(TASK TO CARRY OUT)
Report each line of the data that has "Zamawiającym" somewhere in it.

(ENTRIES)
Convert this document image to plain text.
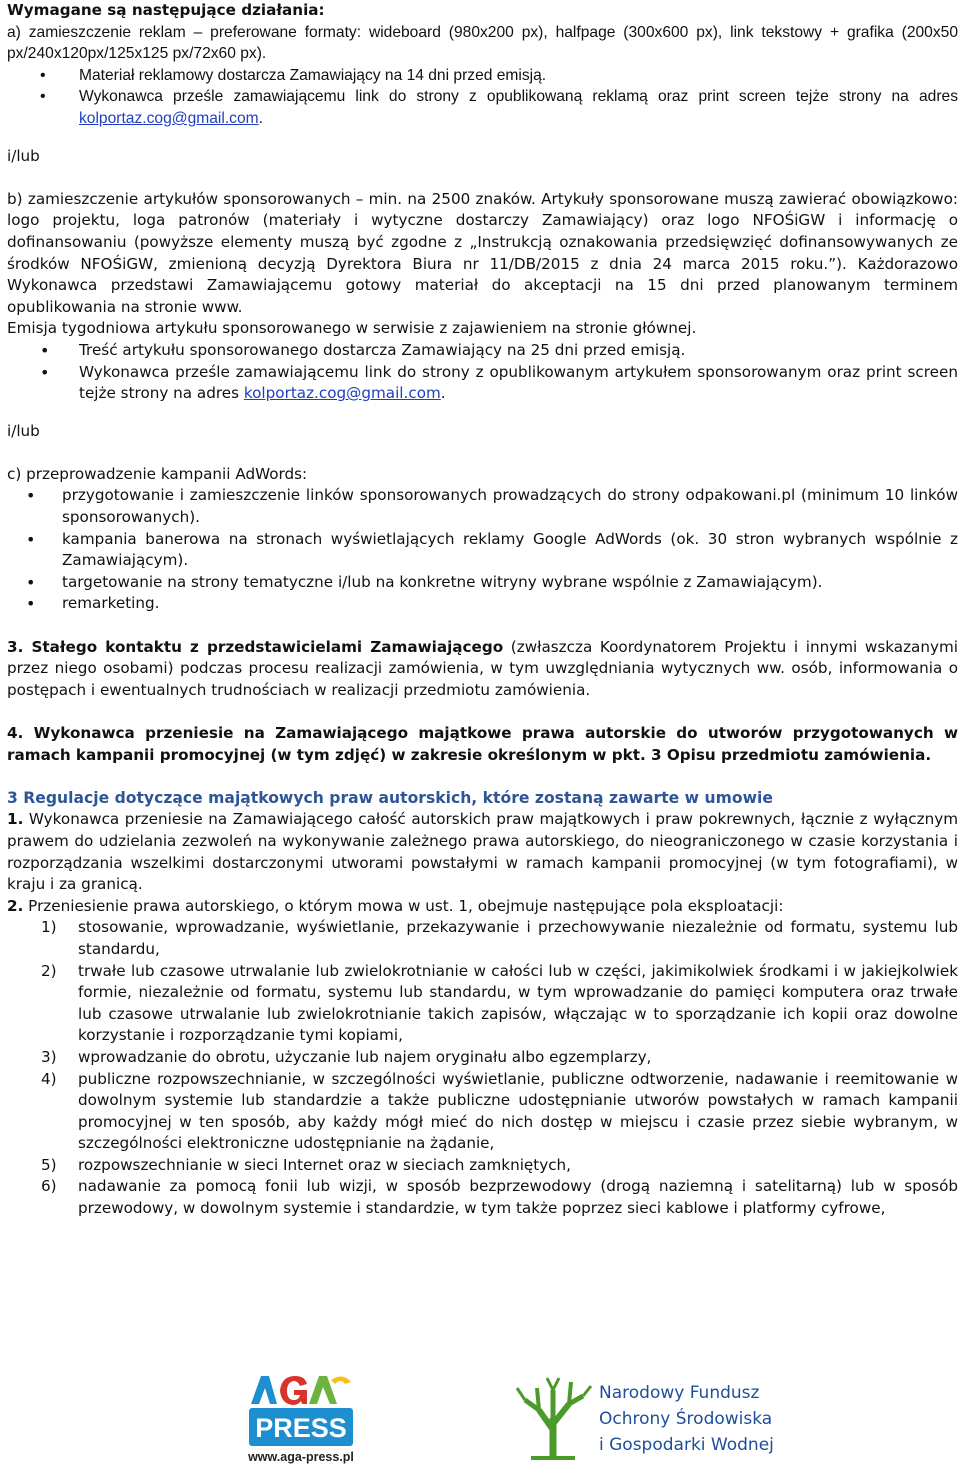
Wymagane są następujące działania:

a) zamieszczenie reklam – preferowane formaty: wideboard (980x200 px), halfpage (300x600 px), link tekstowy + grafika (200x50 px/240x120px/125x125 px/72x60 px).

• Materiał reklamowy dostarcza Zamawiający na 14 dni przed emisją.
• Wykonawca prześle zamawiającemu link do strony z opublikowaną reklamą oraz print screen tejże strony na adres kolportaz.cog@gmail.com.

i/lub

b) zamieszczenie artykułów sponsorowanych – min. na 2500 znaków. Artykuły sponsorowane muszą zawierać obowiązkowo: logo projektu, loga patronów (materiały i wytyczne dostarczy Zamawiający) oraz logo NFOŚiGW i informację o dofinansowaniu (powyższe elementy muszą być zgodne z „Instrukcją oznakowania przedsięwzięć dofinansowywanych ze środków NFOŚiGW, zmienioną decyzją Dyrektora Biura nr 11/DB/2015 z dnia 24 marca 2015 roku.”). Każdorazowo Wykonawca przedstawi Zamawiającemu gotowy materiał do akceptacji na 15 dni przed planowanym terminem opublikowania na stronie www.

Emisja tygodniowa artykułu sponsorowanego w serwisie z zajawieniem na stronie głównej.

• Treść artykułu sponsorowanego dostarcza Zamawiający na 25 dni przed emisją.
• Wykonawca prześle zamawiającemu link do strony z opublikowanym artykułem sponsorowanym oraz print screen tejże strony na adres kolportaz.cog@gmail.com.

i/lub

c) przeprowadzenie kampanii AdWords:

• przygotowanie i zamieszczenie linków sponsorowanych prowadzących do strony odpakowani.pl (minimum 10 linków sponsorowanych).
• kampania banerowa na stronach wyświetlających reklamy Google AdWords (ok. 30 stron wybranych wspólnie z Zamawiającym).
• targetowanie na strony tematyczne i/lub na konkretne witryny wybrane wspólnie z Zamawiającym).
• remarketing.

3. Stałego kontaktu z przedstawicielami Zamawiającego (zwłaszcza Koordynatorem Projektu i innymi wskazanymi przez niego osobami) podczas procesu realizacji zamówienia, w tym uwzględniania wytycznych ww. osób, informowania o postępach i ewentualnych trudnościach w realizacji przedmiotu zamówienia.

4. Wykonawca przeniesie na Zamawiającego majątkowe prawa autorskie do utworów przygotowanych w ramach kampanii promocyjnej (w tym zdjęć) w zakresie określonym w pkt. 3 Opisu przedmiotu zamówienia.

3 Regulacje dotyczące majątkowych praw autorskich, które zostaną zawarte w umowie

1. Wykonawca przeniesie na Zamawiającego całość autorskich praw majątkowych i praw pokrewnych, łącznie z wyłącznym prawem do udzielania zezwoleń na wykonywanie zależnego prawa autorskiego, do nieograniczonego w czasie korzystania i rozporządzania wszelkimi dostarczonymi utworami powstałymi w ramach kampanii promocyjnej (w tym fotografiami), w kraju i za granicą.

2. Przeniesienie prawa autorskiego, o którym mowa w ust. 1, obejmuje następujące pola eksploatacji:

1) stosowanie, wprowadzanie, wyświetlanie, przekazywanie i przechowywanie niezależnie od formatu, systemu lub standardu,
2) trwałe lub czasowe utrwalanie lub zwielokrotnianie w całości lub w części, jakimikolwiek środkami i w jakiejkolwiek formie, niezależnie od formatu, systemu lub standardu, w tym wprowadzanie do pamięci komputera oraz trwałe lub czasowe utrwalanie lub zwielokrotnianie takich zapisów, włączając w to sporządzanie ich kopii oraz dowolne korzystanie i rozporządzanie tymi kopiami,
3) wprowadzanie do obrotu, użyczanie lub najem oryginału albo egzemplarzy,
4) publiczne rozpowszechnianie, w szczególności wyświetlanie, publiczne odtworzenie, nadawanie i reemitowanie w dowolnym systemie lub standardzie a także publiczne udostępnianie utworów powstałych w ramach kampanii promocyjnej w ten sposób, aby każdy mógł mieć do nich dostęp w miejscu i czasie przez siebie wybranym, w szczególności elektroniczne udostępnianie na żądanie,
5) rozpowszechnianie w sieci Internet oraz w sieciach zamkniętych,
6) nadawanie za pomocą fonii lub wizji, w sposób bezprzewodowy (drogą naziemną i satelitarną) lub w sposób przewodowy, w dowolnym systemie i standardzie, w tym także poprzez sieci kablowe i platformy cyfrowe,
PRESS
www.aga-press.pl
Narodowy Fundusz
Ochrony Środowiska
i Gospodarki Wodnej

* * *

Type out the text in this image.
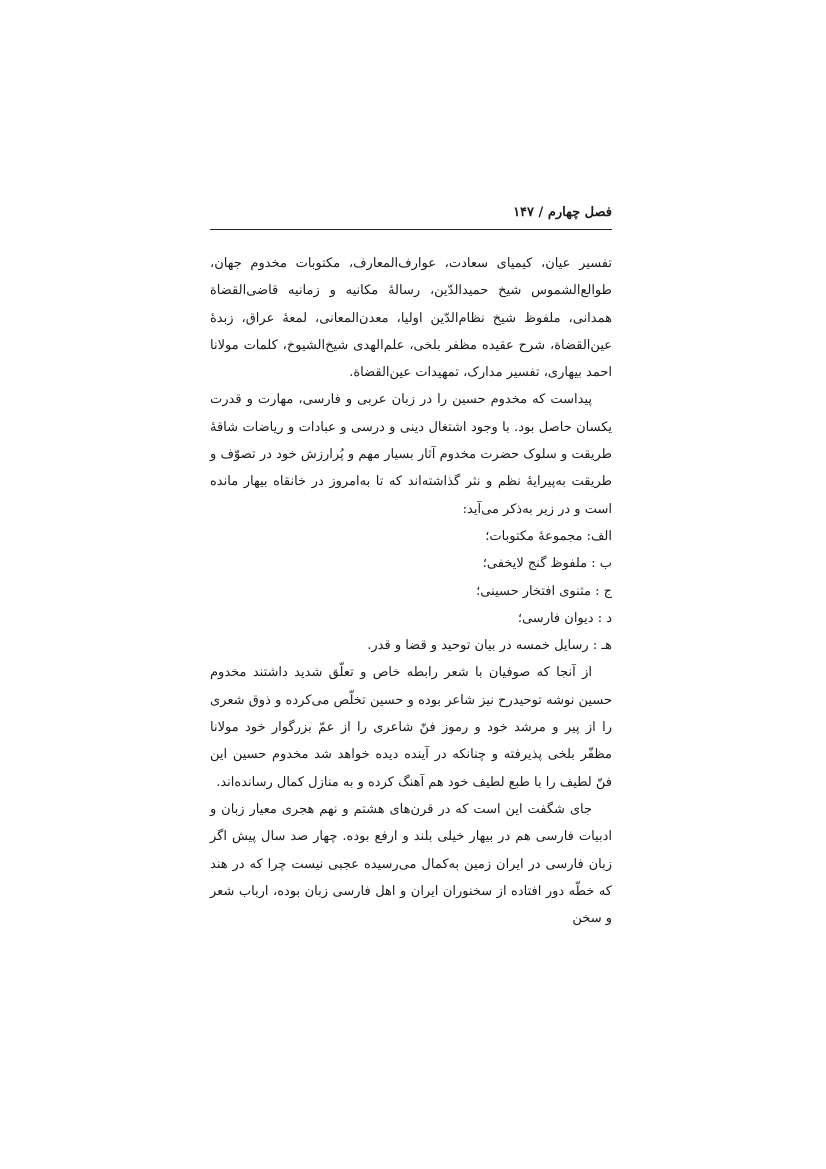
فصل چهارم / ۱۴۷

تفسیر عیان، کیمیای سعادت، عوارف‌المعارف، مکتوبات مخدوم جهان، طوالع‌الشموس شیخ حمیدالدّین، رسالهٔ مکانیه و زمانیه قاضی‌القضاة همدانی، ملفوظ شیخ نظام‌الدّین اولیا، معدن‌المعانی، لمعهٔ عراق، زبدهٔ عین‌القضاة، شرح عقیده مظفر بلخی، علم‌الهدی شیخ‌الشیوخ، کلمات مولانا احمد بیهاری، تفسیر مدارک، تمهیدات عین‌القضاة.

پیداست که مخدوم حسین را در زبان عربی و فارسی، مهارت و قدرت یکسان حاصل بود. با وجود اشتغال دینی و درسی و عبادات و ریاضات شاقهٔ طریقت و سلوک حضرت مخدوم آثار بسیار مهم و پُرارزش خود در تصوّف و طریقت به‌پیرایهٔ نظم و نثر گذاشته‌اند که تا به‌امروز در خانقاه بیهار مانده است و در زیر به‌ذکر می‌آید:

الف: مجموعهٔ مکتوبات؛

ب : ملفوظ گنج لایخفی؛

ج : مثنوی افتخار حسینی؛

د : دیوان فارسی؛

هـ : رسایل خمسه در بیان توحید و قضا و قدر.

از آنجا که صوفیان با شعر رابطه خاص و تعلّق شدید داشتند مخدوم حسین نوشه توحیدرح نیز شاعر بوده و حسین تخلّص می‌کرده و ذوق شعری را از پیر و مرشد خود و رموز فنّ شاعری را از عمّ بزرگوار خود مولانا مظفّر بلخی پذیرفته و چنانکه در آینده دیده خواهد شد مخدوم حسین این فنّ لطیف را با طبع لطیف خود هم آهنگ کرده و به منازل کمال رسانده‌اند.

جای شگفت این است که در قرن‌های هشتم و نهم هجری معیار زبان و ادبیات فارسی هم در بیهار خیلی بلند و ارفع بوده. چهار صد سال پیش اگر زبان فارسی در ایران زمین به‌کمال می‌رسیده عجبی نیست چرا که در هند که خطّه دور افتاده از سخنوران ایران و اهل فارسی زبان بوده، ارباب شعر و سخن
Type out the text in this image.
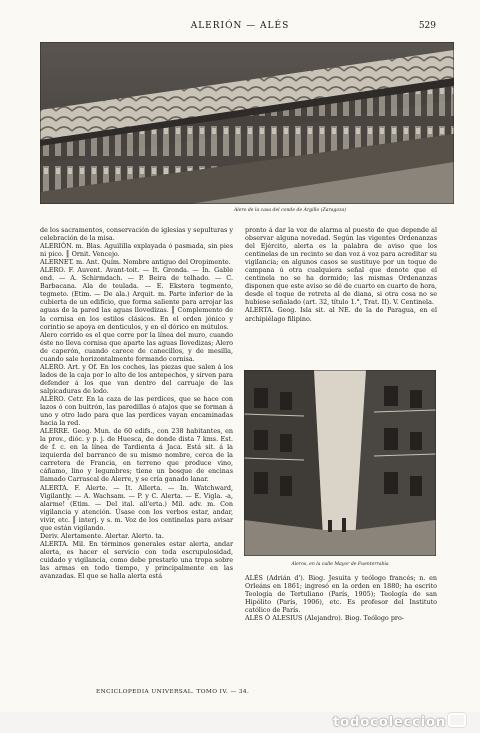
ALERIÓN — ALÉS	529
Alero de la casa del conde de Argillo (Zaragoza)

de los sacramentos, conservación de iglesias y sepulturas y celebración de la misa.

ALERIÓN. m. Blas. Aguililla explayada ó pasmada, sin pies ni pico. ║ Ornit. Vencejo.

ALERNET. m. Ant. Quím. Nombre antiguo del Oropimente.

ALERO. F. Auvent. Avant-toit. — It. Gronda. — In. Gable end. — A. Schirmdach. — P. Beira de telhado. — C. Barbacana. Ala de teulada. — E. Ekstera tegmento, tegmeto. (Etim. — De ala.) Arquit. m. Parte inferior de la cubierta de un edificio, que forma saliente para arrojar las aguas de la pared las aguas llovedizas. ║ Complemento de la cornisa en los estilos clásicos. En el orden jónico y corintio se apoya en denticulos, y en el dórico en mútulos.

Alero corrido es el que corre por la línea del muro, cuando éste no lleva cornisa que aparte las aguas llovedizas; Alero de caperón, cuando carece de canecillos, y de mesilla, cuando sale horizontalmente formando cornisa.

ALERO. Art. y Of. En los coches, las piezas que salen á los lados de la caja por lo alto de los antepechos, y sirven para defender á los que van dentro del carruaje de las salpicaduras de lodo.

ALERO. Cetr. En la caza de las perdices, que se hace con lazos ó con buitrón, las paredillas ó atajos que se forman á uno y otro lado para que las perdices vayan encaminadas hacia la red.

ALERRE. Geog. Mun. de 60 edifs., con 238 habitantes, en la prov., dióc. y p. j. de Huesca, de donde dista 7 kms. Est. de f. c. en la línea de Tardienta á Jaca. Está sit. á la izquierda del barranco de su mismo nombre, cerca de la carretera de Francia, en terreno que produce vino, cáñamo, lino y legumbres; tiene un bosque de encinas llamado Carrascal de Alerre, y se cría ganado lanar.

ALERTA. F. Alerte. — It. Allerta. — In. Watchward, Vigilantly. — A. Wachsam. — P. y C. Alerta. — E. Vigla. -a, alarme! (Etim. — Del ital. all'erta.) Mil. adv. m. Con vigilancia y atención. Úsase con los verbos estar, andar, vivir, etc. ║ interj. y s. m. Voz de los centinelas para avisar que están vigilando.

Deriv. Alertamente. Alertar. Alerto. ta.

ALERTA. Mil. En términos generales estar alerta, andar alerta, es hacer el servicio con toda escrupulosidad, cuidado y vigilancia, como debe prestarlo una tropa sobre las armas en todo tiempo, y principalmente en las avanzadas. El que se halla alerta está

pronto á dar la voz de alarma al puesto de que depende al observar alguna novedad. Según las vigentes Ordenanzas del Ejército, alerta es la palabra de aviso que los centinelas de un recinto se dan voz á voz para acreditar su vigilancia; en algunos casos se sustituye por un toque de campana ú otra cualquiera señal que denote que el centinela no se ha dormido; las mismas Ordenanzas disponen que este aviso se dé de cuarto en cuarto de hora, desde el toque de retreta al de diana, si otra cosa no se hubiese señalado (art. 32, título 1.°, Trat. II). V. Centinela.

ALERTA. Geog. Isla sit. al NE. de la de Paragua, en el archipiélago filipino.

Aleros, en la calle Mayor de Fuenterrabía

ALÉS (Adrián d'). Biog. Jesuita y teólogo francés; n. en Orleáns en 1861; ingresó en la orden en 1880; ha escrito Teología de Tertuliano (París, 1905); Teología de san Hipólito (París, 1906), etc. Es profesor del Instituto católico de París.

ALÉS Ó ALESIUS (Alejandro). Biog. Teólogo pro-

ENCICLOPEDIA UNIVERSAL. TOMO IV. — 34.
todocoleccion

(SOLVED EXERCISE)
• kampania banerowa na stronach wyświetlających reklamy Google AdWords (ok. 30 stron wybranych wspólnie z Zamawiającym).
• targetowanie na strony tematyczne i/lub na konkretne witryny wybrane wspólnie z Zamawiającym).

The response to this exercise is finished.